:: STATED GOAL ::
Filter the entries below, keeping every line that has the word "document".

:: RAW DATA ::
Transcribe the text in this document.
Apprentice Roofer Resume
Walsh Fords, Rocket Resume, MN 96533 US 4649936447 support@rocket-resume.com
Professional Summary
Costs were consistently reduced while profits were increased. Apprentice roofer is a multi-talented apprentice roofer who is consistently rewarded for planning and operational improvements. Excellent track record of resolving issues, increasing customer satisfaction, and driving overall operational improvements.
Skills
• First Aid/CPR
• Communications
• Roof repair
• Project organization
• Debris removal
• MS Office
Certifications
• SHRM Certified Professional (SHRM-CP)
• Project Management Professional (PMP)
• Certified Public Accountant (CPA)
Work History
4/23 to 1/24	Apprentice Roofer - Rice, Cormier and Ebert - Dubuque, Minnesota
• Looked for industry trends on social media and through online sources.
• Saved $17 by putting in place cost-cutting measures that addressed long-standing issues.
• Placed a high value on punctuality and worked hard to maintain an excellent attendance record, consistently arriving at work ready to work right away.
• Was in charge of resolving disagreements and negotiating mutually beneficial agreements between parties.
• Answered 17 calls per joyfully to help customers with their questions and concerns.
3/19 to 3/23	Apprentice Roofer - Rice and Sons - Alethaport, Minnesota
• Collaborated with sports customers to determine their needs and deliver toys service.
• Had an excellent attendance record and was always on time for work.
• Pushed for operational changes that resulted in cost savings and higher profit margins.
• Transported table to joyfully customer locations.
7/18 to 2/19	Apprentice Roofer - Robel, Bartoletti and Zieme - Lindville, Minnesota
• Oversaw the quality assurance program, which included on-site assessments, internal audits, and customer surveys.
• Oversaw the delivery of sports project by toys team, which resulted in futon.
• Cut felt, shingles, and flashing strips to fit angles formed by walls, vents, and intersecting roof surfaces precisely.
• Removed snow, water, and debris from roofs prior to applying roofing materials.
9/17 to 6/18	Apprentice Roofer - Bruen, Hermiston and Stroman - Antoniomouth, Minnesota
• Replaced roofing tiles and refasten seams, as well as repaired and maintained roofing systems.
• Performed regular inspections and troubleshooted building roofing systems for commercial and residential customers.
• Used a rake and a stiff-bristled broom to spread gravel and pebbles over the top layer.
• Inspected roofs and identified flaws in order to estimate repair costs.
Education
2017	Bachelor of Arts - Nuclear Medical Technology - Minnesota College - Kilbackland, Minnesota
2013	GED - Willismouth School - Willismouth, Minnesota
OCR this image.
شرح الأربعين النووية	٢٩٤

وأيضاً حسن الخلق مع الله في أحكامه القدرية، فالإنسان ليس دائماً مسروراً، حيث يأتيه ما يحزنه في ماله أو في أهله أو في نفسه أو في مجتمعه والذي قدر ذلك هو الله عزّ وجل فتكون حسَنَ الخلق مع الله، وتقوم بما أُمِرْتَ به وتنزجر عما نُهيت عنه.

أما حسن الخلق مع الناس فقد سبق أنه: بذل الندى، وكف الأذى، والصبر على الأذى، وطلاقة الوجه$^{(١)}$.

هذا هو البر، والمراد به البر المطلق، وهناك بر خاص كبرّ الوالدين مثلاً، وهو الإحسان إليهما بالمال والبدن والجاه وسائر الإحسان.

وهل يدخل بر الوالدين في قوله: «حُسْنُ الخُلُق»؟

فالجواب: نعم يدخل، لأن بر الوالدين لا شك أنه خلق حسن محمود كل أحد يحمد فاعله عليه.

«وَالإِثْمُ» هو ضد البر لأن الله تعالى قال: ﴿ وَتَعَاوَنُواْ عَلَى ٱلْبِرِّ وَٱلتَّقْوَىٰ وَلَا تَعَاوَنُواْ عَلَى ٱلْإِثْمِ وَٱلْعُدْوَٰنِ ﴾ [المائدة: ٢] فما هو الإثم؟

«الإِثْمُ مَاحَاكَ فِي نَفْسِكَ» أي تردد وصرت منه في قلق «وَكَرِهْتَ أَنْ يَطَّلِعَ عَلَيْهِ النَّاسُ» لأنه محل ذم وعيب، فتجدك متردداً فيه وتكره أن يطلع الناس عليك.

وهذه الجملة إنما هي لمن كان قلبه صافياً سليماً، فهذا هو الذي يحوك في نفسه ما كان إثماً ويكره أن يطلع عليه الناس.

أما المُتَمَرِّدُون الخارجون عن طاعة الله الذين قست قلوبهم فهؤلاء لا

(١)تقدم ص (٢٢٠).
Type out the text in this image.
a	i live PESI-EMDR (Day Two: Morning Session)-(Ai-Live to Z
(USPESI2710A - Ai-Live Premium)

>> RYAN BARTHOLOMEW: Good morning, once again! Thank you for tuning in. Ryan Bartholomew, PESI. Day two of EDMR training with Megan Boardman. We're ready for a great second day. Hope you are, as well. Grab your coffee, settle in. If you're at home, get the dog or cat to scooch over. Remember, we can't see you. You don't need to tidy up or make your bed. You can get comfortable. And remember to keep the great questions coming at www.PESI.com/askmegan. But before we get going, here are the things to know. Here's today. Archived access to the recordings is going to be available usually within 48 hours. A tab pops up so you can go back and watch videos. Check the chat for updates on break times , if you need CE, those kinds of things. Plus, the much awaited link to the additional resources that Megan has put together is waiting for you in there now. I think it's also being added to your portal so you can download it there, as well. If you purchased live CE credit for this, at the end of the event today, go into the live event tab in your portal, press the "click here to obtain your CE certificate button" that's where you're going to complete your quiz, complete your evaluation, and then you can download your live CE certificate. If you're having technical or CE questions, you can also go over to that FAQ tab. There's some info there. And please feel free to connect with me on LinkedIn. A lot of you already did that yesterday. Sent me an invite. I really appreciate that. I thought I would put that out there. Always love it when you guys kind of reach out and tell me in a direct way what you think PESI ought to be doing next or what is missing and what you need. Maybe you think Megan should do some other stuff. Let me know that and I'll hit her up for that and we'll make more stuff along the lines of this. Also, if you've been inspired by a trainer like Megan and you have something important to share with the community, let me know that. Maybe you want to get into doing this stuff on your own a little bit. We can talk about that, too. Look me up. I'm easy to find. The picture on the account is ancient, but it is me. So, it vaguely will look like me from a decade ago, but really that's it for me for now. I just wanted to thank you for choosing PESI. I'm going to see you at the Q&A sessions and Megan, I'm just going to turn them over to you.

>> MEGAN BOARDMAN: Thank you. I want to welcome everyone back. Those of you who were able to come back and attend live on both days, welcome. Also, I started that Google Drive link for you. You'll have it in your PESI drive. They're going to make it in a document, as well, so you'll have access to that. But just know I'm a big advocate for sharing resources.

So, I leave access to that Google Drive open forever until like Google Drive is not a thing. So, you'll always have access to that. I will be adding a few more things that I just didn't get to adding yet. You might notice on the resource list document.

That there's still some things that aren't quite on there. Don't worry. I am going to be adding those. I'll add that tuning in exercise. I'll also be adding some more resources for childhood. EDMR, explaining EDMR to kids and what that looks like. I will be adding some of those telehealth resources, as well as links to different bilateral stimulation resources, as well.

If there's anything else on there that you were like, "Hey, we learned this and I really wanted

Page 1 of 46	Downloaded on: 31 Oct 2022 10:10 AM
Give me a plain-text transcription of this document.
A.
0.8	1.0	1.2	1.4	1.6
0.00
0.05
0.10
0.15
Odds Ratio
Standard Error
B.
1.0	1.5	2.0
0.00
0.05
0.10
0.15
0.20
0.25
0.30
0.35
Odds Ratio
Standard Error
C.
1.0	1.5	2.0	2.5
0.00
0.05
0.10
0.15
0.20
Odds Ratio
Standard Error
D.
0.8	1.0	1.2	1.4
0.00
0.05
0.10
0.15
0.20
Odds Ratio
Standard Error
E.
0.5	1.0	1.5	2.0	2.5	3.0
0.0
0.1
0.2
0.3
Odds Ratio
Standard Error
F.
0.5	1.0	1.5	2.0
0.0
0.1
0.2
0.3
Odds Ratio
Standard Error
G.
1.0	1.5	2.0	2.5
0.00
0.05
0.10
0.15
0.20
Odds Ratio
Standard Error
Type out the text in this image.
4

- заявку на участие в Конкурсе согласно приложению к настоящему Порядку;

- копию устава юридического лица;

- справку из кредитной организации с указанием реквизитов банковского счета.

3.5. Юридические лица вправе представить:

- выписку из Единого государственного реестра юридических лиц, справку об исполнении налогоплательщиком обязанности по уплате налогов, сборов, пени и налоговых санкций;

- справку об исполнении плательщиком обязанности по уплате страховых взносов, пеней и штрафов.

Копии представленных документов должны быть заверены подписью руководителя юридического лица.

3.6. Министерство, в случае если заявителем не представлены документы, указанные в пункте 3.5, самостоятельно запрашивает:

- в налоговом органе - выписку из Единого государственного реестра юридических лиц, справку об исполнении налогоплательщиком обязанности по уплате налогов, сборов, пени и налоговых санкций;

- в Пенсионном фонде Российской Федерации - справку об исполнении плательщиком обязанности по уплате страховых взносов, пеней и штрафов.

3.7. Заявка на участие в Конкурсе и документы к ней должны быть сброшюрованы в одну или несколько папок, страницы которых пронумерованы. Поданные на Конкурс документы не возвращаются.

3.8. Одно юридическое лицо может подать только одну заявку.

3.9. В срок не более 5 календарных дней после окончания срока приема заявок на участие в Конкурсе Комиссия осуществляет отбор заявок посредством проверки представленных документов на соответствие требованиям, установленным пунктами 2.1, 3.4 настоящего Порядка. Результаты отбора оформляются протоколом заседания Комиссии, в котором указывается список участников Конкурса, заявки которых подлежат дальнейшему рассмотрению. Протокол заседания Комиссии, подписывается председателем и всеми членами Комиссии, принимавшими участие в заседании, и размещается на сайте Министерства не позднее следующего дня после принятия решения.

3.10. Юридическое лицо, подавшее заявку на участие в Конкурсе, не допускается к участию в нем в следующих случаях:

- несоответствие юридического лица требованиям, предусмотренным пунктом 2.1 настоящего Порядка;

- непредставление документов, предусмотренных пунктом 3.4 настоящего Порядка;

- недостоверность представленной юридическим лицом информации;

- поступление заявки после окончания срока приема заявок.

:: OUTPUT OF THE EXERCISE ::
Transcribe the text in this document.
>> MEGAN BOARDMAN: Thank you. I want to welcome everyone back. Those of you who were able to come back and attend live on both days, welcome. Also, I started that Google Drive link for you. You'll have it in your PESI drive. They're going to make it in a document, as well, so you'll have access to that. But just know I'm a big advocate for sharing resources.
So, I leave access to that Google Drive open forever until like Google Drive is not a thing. So, you'll always have access to that. I will be adding a few more things that I just didn't get to adding yet. You might notice on the resource list document.
Give me a plain-text transcription of this document.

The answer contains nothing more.